| STATED EXERCISE |
Search the material for "name" and show all lines that contain it.

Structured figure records
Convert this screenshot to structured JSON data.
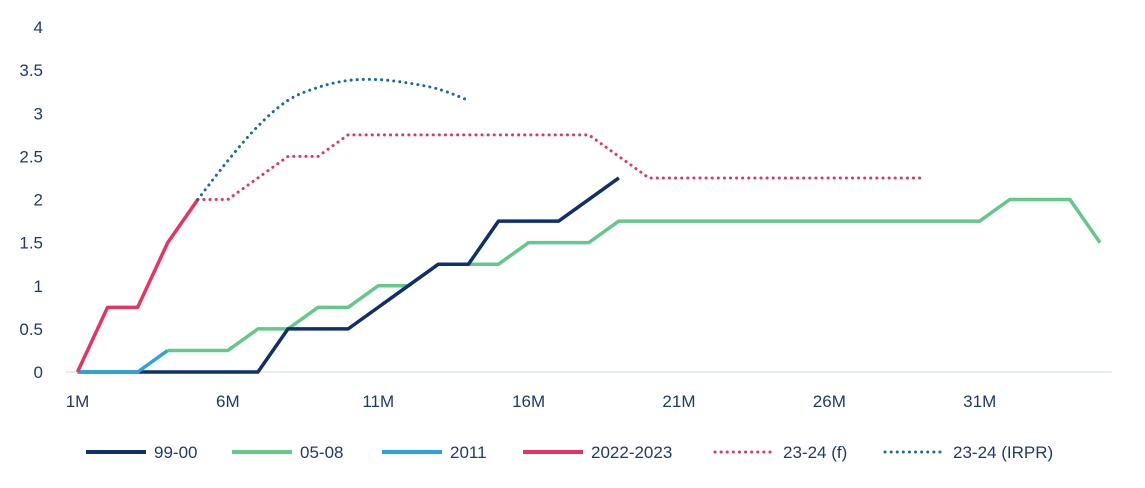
{
  "chart_data": {
    "type": "line",
    "title": "",
    "xlabel": "",
    "ylabel": "",
    "ylim": [
      0,
      4
    ],
    "xlim": [
      1,
      35
    ],
    "y_ticks": [
      {
        "value": 0,
        "label": "0"
      },
      {
        "value": 0.5,
        "label": "0.5"
      },
      {
        "value": 1,
        "label": "1"
      },
      {
        "value": 1.5,
        "label": "1.5"
      },
      {
        "value": 2,
        "label": "2"
      },
      {
        "value": 2.5,
        "label": "2.5"
      },
      {
        "value": 3,
        "label": "3"
      },
      {
        "value": 3.5,
        "label": "3.5"
      },
      {
        "value": 4,
        "label": "4"
      }
    ],
    "x_ticks": [
      {
        "value": 1,
        "label": "1M"
      },
      {
        "value": 6,
        "label": "6M"
      },
      {
        "value": 11,
        "label": "11M"
      },
      {
        "value": 16,
        "label": "16M"
      },
      {
        "value": 21,
        "label": "21M"
      },
      {
        "value": 26,
        "label": "26M"
      },
      {
        "value": 31,
        "label": "31M"
      }
    ],
    "grid": false,
    "legend_position": "bottom",
    "series": [
      {
        "name": "99-00",
        "color": "#0f2f6e",
        "style": "solid",
        "points": [
          [
            1,
            0
          ],
          [
            7,
            0
          ],
          [
            8,
            0.5
          ],
          [
            10,
            0.5
          ],
          [
            13,
            1.25
          ],
          [
            14,
            1.25
          ],
          [
            15,
            1.75
          ],
          [
            17,
            1.75
          ],
          [
            19,
            2.25
          ]
        ]
      },
      {
        "name": "05-08",
        "color": "#62c98a",
        "style": "solid",
        "points": [
          [
            4,
            0.25
          ],
          [
            6,
            0.25
          ],
          [
            7,
            0.5
          ],
          [
            8,
            0.5
          ],
          [
            9,
            0.75
          ],
          [
            10,
            0.75
          ],
          [
            11,
            1
          ],
          [
            12,
            1
          ],
          [
            13,
            1.25
          ],
          [
            15,
            1.25
          ],
          [
            16,
            1.5
          ],
          [
            18,
            1.5
          ],
          [
            19,
            1.75
          ],
          [
            31,
            1.75
          ],
          [
            32,
            2
          ],
          [
            34,
            2
          ],
          [
            35,
            1.5
          ]
        ]
      },
      {
        "name": "2011",
        "color": "#2aa5d6",
        "style": "solid",
        "points": [
          [
            1,
            0
          ],
          [
            3,
            0
          ],
          [
            4,
            0.25
          ]
        ]
      },
      {
        "name": "2022-2023",
        "color": "#e8325f",
        "style": "solid",
        "points": [
          [
            1,
            0
          ],
          [
            2,
            0.75
          ],
          [
            3,
            0.75
          ],
          [
            4,
            1.5
          ],
          [
            5,
            2
          ]
        ]
      },
      {
        "name": "23-24 (f)",
        "color": "#e8325f",
        "style": "dotted",
        "points": [
          [
            5,
            2
          ],
          [
            6,
            2
          ],
          [
            7,
            2.25
          ],
          [
            8,
            2.5
          ],
          [
            9,
            2.5
          ],
          [
            10,
            2.75
          ],
          [
            18,
            2.75
          ],
          [
            19,
            2.5
          ],
          [
            20,
            2.25
          ],
          [
            29,
            2.25
          ]
        ]
      },
      {
        "name": "23-24 (IRPR)",
        "color": "#1a6e96",
        "style": "dotted",
        "points": [
          [
            5,
            2
          ],
          [
            6,
            2.45
          ],
          [
            7,
            2.85
          ],
          [
            8,
            3.15
          ],
          [
            9,
            3.3
          ],
          [
            10,
            3.38
          ],
          [
            11,
            3.39
          ],
          [
            12,
            3.35
          ],
          [
            13,
            3.28
          ],
          [
            14,
            3.15
          ]
        ]
      }
    ]
  }
}
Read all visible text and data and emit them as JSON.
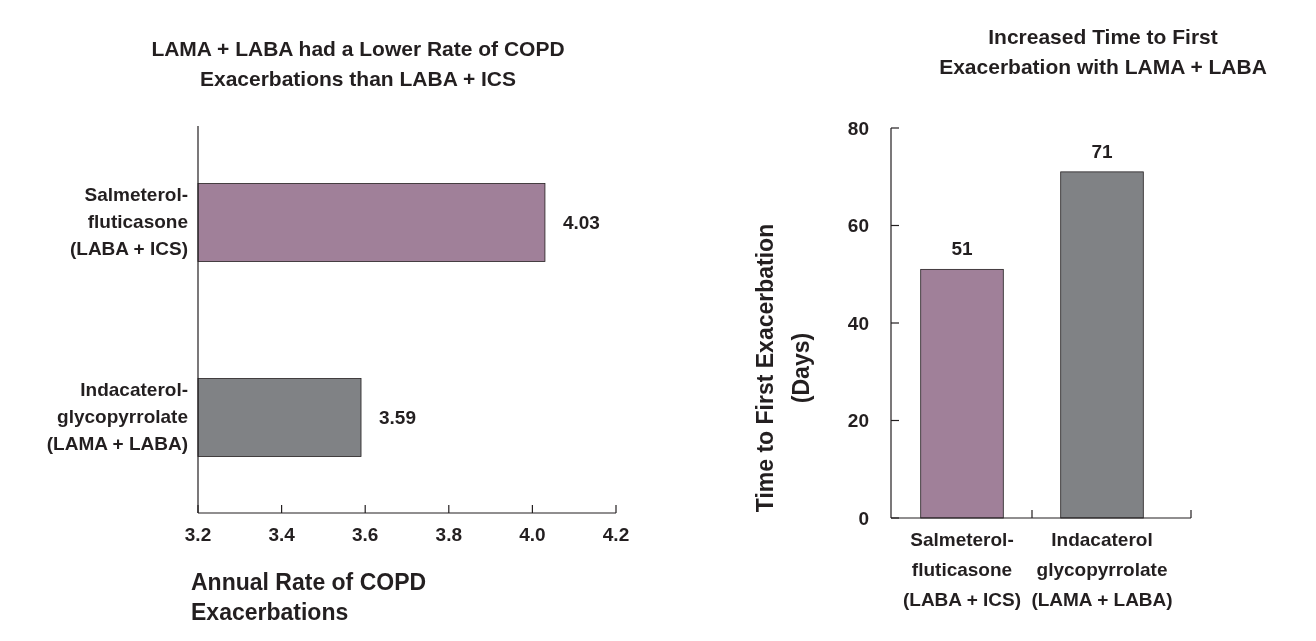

| FULL SOLUTION |
        "name": "99-00",
        "name": "05-08",
        "name": "2011",
        "name": "2022-2023",
        "name": "23-24 (f)",
        "name": "23-24 (IRPR)",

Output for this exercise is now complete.